Latihan yang Diberikan :: Cetak ulang seluruh teks tentang bahasa pengantar di Universitas Indonesia tanpa mengubah satu kata pun.

Sangatlah tepat tindakan yang dijalankan menteri PPK Republik
Indonesia Serikat ketika itu, yaitu Dr.Abu Hanifah dalam menghadapi kegigihan
para professor Belanda untuk tetap menggunakan bahasa Belanda sebagai bahasa
pengantar pada Universitas Indonesia yang dulunya bernama Universite Van
Indonesia itu. Dan tindakan menteri PPK itu, yang telah meniadakan pemakaian
Bahasa belanda sebagai bahasa pengantar pada Universitas Indonesia sekarang, tidaklah
menimbulkan kemunduran ilmu sebagai yang di-dengung-dengungkan oleh para
profesor Belanda ketika itu. Dan sebaliknya tindakan ini menguntungkan sekali
bagi BI, yaitu terbukanya pintu untuk berkembang sebagai bahasa ilmu
pengetahuan yang seluas-luasnya.

Daftar Data ::
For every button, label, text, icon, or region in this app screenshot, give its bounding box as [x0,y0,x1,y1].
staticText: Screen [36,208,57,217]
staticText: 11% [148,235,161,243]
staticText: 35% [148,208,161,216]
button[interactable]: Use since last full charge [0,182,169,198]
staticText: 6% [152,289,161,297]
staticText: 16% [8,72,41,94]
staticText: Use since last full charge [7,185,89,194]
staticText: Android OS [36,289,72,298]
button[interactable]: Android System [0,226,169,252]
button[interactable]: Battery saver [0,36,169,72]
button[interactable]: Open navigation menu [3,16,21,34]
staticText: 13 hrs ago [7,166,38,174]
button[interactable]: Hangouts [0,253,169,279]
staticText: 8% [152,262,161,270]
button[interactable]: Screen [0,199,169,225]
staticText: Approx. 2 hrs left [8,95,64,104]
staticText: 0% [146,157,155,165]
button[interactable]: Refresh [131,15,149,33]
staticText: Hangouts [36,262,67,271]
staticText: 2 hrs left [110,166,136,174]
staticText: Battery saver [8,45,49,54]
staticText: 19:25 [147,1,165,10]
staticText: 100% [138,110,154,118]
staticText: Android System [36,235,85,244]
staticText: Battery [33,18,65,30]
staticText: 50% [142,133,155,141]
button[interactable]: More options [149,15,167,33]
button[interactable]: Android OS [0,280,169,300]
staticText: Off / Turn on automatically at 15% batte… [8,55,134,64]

Hasil Latihan ::
Sangatlah tepat tindakan yang dijalankan menteri PPK Republik
Indonesia Serikat ketika itu, yaitu Dr.Abu Hanifah dalam menghadapi kegigihan
para professor Belanda untuk tetap menggunakan bahasa Belanda sebagai bahasa
pengantar pada Universitas Indonesia yang dulunya bernama Universite Van
Indonesia itu. Dan tindakan menteri PPK itu, yang telah meniadakan pemakaian
Bahasa belanda sebagai bahasa pengantar pada Universitas Indonesia sekarang, tidaklah
menimbulkan kemunduran ilmu sebagai yang di-dengung-dengungkan oleh para
profesor Belanda ketika itu. Dan sebaliknya tindakan ini menguntungkan sekali
bagi BI, yaitu terbukanya pintu untuk berkembang sebagai bahasa ilmu
pengetahuan yang seluas-luasnya.